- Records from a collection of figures
○ ○ ○ ○

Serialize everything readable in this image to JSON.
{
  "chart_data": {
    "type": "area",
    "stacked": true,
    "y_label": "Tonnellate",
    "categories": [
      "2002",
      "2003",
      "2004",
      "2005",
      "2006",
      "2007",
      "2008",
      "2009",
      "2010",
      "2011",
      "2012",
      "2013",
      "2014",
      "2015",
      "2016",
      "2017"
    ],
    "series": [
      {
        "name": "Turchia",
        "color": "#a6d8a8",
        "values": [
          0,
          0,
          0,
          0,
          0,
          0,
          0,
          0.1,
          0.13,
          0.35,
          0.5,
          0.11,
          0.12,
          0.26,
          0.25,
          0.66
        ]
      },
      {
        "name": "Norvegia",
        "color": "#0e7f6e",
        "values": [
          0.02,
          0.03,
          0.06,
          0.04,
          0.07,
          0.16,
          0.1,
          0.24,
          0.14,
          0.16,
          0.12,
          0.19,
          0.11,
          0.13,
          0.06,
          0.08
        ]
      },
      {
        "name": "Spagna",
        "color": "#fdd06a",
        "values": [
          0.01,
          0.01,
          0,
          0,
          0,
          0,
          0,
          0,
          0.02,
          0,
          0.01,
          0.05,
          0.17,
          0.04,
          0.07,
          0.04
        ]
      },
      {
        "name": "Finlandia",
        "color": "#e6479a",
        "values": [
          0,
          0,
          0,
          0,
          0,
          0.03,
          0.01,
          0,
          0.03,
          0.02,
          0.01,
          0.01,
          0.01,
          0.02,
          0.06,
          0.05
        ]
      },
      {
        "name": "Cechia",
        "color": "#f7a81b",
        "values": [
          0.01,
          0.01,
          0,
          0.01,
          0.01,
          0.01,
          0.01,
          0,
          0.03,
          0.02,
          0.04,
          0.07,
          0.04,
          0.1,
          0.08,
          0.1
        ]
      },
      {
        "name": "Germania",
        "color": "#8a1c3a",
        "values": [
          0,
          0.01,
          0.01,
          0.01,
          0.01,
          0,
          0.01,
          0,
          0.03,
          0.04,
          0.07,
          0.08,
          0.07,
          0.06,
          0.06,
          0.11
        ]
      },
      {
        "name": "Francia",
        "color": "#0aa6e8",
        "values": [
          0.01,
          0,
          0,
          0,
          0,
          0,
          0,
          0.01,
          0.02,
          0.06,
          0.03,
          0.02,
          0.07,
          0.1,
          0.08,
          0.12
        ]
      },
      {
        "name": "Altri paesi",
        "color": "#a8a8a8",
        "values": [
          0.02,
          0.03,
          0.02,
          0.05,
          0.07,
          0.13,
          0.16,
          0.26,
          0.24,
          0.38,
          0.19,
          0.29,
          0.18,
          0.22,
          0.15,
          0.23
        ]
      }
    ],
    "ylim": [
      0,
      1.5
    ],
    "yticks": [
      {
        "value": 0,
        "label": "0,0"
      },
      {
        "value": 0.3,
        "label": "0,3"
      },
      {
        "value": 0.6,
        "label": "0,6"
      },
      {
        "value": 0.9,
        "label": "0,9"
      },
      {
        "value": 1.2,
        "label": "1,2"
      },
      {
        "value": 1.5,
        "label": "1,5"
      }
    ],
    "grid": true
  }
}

○ ○ ○ ○

- YOUR TASK
Each record above should be returned exactly as it appears.

- EXERCISE OUTPUT
Serialize everything readable in this image to JSON.
{
  "chart_data": {
    "type": "area",
    "stacked": true,
    "y_label": "Tonnellate",
    "categories": [
      "2002",
      "2003",
      "2004",
      "2005",
      "2006",
      "2007",
      "2008",
      "2009",
      "2010",
      "2011",
      "2012",
      "2013",
      "2014",
      "2015",
      "2016",
      "2017"
    ],
    "series": [
      {
        "name": "Turchia",
        "color": "#a6d8a8",
        "values": [
          0,
          0,
          0,
          0,
          0,
          0,
          0,
          0.1,
          0.13,
          0.35,
          0.5,
          0.11,
          0.12,
          0.26,
          0.25,
          0.66
        ]
      },
      {
        "name": "Norvegia",
        "color": "#0e7f6e",
        "values": [
          0.02,
          0.03,
          0.06,
          0.04,
          0.07,
          0.16,
          0.1,
          0.24,
          0.14,
          0.16,
          0.12,
          0.19,
          0.11,
          0.13,
          0.06,
          0.08
        ]
      },
      {
        "name": "Spagna",
        "color": "#fdd06a",
        "values": [
          0.01,
          0.01,
          0,
          0,
          0,
          0,
          0,
          0,
          0.02,
          0,
          0.01,
          0.05,
          0.17,
          0.04,
          0.07,
          0.04
        ]
      },
      {
        "name": "Finlandia",
        "color": "#e6479a",
        "values": [
          0,
          0,
          0,
          0,
          0,
          0.03,
          0.01,
          0,
          0.03,
          0.02,
          0.01,
          0.01,
          0.01,
          0.02,
          0.06,
          0.05
        ]
      },
      {
        "name": "Cechia",
        "color": "#f7a81b",
        "values": [
          0.01,
          0.01,
          0,
          0.01,
          0.01,
          0.01,
          0.01,
          0,
          0.03,
          0.02,
          0.04,
          0.07,
          0.04,
          0.1,
          0.08,
          0.1
        ]
      },
      {
        "name": "Germania",
        "color": "#8a1c3a",
        "values": [
          0,
          0.01,
          0.01,
          0.01,
          0.01,
          0,
          0.01,
          0,
          0.03,
          0.04,
          0.07,
          0.08,
          0.07,
          0.06,
          0.06,
          0.11
        ]
      },
      {
        "name": "Francia",
        "color": "#0aa6e8",
        "values": [
          0.01,
          0,
          0,
          0,
          0,
          0,
          0,
          0.01,
          0.02,
          0.06,
          0.03,
          0.02,
          0.07,
          0.1,
          0.08,
          0.12
        ]
      },
      {
        "name": "Altri paesi",
        "color": "#a8a8a8",
        "values": [
          0.02,
          0.03,
          0.02,
          0.05,
          0.07,
          0.13,
          0.16,
          0.26,
          0.24,
          0.38,
          0.19,
          0.29,
          0.18,
          0.22,
          0.15,
          0.23
        ]
      }
    ],
    "ylim": [
      0,
      1.5
    ],
    "yticks": [
      {
        "value": 0,
        "label": "0,0"
      },
      {
        "value": 0.3,
        "label": "0,3"
      },
      {
        "value": 0.6,
        "label": "0,6"
      },
      {
        "value": 0.9,
        "label": "0,9"
      },
      {
        "value": 1.2,
        "label": "1,2"
      },
      {
        "value": 1.5,
        "label": "1,5"
      }
    ],
    "grid": true
  }
}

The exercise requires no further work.